What this task involves →
What follows is a listing; restate every line of it word for word.

START Provided information

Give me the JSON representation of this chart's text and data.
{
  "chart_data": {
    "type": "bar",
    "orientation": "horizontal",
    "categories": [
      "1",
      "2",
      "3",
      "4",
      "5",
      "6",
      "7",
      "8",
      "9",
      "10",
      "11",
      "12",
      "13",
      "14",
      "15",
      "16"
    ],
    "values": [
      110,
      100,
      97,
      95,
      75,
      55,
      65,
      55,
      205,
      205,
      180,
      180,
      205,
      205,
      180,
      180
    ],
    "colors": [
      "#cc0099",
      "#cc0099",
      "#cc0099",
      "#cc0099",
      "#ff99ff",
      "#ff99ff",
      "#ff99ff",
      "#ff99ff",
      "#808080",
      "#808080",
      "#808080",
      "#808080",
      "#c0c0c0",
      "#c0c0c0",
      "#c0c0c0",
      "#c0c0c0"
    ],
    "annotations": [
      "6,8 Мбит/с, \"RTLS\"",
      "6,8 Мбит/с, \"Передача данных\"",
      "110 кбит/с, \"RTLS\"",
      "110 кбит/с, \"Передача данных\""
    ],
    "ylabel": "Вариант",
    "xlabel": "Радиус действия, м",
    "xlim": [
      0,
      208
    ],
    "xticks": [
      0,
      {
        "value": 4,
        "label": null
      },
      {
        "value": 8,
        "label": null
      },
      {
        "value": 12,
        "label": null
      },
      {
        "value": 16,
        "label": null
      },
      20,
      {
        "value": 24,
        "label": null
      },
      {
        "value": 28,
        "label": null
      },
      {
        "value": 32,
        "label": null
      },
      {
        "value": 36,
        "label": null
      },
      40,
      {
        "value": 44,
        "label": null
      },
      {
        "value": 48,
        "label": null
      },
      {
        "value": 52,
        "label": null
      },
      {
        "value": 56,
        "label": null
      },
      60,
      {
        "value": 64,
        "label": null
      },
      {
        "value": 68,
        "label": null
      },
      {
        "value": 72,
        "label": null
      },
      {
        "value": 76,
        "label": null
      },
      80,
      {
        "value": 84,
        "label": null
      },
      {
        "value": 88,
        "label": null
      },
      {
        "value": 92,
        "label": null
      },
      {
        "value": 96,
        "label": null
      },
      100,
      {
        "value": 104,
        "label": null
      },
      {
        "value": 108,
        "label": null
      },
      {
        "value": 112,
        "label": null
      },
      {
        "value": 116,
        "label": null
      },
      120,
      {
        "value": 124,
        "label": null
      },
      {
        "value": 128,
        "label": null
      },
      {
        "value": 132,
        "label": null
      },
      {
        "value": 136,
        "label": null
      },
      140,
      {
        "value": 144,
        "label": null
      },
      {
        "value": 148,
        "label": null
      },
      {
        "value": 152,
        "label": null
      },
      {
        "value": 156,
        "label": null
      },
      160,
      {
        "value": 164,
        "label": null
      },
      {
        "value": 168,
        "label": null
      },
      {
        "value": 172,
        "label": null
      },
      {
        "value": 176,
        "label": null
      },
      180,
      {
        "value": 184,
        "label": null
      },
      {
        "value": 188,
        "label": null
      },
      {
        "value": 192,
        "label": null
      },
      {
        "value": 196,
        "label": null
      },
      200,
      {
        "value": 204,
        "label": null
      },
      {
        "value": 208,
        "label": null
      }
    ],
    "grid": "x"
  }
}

END Provided information

The solution →
Give me the JSON representation of this chart's text and data.
{
  "chart_data": {
    "type": "bar",
    "orientation": "horizontal",
    "categories": [
      "1",
      "2",
      "3",
      "4",
      "5",
      "6",
      "7",
      "8",
      "9",
      "10",
      "11",
      "12",
      "13",
      "14",
      "15",
      "16"
    ],
    "values": [
      110,
      100,
      97,
      95,
      75,
      55,
      65,
      55,
      205,
      205,
      180,
      180,
      205,
      205,
      180,
      180
    ],
    "colors": [
      "#cc0099",
      "#cc0099",
      "#cc0099",
      "#cc0099",
      "#ff99ff",
      "#ff99ff",
      "#ff99ff",
      "#ff99ff",
      "#808080",
      "#808080",
      "#808080",
      "#808080",
      "#c0c0c0",
      "#c0c0c0",
      "#c0c0c0",
      "#c0c0c0"
    ],
    "annotations": [
      "6,8 Мбит/с, \"RTLS\"",
      "6,8 Мбит/с, \"Передача данных\"",
      "110 кбит/с, \"RTLS\"",
      "110 кбит/с, \"Передача данных\""
    ],
    "ylabel": "Вариант",
    "xlabel": "Радиус действия, м",
    "xlim": [
      0,
      208
    ],
    "xticks": [
      0,
      {
        "value": 4,
        "label": null
      },
      {
        "value": 8,
        "label": null
      },
      {
        "value": 12,
        "label": null
      },
      {
        "value": 16,
        "label": null
      },
      20,
      {
        "value": 24,
        "label": null
      },
      {
        "value": 28,
        "label": null
      },
      {
        "value": 32,
        "label": null
      },
      {
        "value": 36,
        "label": null
      },
      40,
      {
        "value": 44,
        "label": null
      },
      {
        "value": 48,
        "label": null
      },
      {
        "value": 52,
        "label": null
      },
      {
        "value": 56,
        "label": null
      },
      60,
      {
        "value": 64,
        "label": null
      },
      {
        "value": 68,
        "label": null
      },
      {
        "value": 72,
        "label": null
      },
      {
        "value": 76,
        "label": null
      },
      80,
      {
        "value": 84,
        "label": null
      },
      {
        "value": 88,
        "label": null
      },
      {
        "value": 92,
        "label": null
      },
      {
        "value": 96,
        "label": null
      },
      100,
      {
        "value": 104,
        "label": null
      },
      {
        "value": 108,
        "label": null
      },
      {
        "value": 112,
        "label": null
      },
      {
        "value": 116,
        "label": null
      },
      120,
      {
        "value": 124,
        "label": null
      },
      {
        "value": 128,
        "label": null
      },
      {
        "value": 132,
        "label": null
      },
      {
        "value": 136,
        "label": null
      },
      140,
      {
        "value": 144,
        "label": null
      },
      {
        "value": 148,
        "label": null
      },
      {
        "value": 152,
        "label": null
      },
      {
        "value": 156,
        "label": null
      },
      160,
      {
        "value": 164,
        "label": null
      },
      {
        "value": 168,
        "label": null
      },
      {
        "value": 172,
        "label": null
      },
      {
        "value": 176,
        "label": null
      },
      180,
      {
        "value": 184,
        "label": null
      },
      {
        "value": 188,
        "label": null
      },
      {
        "value": 192,
        "label": null
      },
      {
        "value": 196,
        "label": null
      },
      200,
      {
        "value": 204,
        "label": null
      },
      {
        "value": 208,
        "label": null
      }
    ],
    "grid": "x"
  }
}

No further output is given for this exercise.